Dataset

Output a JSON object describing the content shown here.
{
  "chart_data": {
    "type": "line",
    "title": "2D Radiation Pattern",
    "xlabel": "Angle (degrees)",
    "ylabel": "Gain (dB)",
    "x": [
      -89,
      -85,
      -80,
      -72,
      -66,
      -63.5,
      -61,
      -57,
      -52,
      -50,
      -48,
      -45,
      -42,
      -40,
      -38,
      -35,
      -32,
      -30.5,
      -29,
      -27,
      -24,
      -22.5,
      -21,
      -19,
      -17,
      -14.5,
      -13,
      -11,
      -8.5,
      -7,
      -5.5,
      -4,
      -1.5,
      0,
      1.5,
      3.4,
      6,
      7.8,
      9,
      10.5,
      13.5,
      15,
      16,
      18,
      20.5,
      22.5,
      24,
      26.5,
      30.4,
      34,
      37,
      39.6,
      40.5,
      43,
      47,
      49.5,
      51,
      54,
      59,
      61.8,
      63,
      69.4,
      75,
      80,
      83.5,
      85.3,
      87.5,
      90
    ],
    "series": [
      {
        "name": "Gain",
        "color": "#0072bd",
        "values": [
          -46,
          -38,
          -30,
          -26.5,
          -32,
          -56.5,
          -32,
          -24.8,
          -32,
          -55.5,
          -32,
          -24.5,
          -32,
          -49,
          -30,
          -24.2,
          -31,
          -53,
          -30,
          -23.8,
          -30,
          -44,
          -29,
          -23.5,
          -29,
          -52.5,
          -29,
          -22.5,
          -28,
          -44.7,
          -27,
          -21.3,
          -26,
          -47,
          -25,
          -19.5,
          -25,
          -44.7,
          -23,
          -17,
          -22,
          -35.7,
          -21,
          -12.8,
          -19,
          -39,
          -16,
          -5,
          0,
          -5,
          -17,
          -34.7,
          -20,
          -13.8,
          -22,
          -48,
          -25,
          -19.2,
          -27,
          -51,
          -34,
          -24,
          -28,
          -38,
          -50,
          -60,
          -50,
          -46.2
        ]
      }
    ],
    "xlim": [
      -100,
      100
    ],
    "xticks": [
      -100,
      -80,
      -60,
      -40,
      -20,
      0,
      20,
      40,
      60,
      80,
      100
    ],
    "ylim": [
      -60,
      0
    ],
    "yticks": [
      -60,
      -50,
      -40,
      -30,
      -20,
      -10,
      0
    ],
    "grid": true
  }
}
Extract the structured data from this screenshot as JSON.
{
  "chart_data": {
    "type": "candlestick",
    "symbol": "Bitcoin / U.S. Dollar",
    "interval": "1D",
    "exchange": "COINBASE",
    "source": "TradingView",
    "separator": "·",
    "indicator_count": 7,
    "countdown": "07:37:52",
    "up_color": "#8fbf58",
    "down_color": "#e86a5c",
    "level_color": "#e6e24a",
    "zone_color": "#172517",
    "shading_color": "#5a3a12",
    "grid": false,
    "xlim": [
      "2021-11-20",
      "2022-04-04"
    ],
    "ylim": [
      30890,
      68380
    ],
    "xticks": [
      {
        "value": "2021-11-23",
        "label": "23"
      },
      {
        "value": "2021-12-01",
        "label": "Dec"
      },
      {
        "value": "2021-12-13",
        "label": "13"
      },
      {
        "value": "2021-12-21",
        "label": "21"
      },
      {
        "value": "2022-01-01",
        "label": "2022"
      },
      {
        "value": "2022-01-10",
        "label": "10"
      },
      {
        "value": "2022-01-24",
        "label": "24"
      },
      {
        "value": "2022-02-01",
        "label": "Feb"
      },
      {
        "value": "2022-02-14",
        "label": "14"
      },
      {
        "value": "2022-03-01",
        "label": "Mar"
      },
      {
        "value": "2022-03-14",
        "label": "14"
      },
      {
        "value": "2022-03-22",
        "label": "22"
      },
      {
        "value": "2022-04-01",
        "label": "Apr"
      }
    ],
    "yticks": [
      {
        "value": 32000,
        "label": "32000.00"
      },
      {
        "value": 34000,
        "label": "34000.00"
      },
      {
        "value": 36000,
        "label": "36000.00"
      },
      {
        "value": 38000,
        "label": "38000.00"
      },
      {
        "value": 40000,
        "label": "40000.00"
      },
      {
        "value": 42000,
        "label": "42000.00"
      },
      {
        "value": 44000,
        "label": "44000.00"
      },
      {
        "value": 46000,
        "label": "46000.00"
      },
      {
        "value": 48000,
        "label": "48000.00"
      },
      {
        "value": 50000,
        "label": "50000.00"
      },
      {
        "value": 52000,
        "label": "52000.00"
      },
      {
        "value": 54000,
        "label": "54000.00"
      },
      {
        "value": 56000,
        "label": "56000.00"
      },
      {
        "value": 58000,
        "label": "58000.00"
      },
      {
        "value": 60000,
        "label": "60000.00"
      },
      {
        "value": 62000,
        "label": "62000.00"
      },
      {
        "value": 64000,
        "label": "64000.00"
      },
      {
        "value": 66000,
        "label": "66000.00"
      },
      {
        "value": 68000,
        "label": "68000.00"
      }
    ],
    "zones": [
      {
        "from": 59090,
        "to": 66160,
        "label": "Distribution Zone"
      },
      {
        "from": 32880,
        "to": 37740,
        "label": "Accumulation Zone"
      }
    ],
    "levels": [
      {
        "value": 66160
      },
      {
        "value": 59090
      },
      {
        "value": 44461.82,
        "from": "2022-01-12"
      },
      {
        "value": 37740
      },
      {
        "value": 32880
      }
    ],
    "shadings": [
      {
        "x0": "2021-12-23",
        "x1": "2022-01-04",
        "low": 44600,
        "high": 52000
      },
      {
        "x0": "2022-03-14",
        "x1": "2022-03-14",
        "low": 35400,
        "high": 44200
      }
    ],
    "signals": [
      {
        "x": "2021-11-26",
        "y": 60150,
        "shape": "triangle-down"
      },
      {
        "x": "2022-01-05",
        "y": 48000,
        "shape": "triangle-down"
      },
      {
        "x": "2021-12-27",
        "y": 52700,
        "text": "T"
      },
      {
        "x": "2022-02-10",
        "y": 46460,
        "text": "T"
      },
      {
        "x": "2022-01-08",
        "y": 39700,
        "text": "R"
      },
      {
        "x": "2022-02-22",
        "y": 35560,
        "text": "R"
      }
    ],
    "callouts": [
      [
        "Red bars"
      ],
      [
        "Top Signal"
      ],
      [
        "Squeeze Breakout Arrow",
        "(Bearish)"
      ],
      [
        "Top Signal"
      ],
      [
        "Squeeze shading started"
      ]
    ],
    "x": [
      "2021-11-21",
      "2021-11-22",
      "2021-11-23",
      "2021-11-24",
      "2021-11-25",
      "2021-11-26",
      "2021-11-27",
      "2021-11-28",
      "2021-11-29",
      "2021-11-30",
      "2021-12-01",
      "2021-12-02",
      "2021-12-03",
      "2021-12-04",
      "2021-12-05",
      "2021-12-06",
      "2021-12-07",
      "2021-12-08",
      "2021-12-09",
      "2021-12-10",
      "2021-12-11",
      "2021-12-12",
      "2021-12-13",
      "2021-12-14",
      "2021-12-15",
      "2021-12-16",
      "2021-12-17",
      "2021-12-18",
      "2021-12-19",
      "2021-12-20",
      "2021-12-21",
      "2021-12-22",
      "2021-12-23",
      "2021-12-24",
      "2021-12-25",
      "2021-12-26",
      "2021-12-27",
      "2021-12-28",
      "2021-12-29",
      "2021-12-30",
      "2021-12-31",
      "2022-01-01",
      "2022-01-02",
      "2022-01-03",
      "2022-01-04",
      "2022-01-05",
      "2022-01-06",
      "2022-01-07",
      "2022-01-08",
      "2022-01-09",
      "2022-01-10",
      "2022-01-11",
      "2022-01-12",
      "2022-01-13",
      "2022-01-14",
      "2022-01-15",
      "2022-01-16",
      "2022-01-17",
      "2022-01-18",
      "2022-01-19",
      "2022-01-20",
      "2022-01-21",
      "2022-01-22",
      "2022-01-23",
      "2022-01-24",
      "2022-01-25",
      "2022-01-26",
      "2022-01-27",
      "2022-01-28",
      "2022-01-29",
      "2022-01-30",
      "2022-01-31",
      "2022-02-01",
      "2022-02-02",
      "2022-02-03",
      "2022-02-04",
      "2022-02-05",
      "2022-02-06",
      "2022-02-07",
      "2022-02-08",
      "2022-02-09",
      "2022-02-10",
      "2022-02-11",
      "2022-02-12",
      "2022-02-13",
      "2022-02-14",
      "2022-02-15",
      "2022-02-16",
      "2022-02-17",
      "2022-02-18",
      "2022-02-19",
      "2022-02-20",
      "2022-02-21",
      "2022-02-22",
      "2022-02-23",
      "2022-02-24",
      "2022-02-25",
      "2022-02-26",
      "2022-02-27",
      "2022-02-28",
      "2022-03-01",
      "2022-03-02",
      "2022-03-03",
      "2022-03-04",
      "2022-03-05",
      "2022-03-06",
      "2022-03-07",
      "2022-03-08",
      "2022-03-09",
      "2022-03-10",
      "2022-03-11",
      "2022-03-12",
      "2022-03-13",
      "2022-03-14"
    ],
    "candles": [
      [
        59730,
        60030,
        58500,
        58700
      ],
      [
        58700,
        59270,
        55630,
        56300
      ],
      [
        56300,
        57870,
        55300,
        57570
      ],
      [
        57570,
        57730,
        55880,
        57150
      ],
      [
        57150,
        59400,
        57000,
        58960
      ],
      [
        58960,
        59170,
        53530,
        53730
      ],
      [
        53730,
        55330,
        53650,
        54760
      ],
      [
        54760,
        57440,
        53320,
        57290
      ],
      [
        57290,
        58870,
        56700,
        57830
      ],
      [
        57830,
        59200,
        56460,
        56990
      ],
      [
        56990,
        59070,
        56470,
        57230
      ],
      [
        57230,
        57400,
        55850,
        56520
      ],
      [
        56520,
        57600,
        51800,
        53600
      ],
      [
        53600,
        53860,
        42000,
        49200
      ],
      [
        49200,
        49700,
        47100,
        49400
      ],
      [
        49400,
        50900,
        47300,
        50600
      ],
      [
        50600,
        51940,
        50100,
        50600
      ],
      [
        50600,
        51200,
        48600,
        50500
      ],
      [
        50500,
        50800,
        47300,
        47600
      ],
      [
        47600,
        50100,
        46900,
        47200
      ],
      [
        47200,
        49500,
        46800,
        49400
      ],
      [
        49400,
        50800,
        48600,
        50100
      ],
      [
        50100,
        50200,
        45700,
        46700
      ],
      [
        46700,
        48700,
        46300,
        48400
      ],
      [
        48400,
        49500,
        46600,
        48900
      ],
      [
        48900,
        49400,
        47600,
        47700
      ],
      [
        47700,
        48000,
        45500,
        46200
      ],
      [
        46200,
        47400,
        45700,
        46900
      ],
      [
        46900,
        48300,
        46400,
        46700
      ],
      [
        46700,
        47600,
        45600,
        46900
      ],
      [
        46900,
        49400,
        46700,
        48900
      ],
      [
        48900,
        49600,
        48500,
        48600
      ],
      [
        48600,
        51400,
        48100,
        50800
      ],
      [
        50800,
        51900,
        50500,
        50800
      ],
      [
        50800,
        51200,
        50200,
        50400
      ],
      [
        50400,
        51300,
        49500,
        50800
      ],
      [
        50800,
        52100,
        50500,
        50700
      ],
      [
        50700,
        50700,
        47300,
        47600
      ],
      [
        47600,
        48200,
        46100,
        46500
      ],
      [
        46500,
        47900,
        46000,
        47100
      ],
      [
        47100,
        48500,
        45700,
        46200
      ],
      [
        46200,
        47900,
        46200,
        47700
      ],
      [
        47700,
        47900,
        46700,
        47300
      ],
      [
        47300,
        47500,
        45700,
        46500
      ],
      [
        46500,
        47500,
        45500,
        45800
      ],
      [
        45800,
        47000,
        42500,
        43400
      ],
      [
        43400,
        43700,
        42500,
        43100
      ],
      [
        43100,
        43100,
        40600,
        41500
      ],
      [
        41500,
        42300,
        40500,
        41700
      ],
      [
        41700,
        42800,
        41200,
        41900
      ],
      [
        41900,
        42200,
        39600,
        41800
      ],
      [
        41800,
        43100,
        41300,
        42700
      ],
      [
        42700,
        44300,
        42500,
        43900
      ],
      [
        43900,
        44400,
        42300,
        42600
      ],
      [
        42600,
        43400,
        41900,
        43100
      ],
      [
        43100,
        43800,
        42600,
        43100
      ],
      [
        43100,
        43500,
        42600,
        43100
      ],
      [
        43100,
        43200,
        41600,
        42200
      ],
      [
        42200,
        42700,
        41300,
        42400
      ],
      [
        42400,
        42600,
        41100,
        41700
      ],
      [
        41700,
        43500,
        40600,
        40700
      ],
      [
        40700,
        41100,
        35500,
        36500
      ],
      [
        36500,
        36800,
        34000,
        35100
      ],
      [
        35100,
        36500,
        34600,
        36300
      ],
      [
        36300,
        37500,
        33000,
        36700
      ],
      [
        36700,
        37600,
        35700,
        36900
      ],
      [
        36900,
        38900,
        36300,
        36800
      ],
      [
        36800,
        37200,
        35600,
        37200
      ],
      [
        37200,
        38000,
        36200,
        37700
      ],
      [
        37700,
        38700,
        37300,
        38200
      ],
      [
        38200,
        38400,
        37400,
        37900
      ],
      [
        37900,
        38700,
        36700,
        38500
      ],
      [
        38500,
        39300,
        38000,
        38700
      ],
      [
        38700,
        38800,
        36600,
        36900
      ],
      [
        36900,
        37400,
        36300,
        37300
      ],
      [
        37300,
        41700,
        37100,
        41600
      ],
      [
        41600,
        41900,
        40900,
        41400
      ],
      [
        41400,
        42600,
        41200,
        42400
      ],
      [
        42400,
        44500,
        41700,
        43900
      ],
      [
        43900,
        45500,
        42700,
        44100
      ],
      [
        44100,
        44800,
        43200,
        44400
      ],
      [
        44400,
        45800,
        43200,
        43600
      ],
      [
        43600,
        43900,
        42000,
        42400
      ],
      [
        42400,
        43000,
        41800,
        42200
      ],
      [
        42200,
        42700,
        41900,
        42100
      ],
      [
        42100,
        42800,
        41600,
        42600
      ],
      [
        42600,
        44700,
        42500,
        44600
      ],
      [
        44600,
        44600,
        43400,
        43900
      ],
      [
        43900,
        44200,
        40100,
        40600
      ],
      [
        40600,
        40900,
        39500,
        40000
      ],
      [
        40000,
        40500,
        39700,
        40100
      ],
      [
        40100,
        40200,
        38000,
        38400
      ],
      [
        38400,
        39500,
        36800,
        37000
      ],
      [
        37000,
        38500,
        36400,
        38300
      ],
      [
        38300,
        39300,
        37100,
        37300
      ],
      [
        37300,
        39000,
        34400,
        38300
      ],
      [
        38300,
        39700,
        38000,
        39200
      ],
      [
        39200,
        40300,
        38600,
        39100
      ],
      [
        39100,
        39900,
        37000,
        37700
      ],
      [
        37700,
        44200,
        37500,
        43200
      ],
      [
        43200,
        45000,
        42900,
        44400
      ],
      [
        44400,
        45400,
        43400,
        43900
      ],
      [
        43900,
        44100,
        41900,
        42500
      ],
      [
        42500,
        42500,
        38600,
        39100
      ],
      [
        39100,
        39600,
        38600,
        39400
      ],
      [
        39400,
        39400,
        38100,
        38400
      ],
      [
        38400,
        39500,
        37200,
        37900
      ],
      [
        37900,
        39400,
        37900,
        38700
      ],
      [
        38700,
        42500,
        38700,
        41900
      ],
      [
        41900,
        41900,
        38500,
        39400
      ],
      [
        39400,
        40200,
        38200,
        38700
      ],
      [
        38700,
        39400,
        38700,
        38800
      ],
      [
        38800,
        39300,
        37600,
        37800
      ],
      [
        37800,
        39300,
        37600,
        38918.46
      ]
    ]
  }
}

Set task
Within the records, how many lines include "Squeeze"? The answer is the number and nothing else.

Exercise solution
2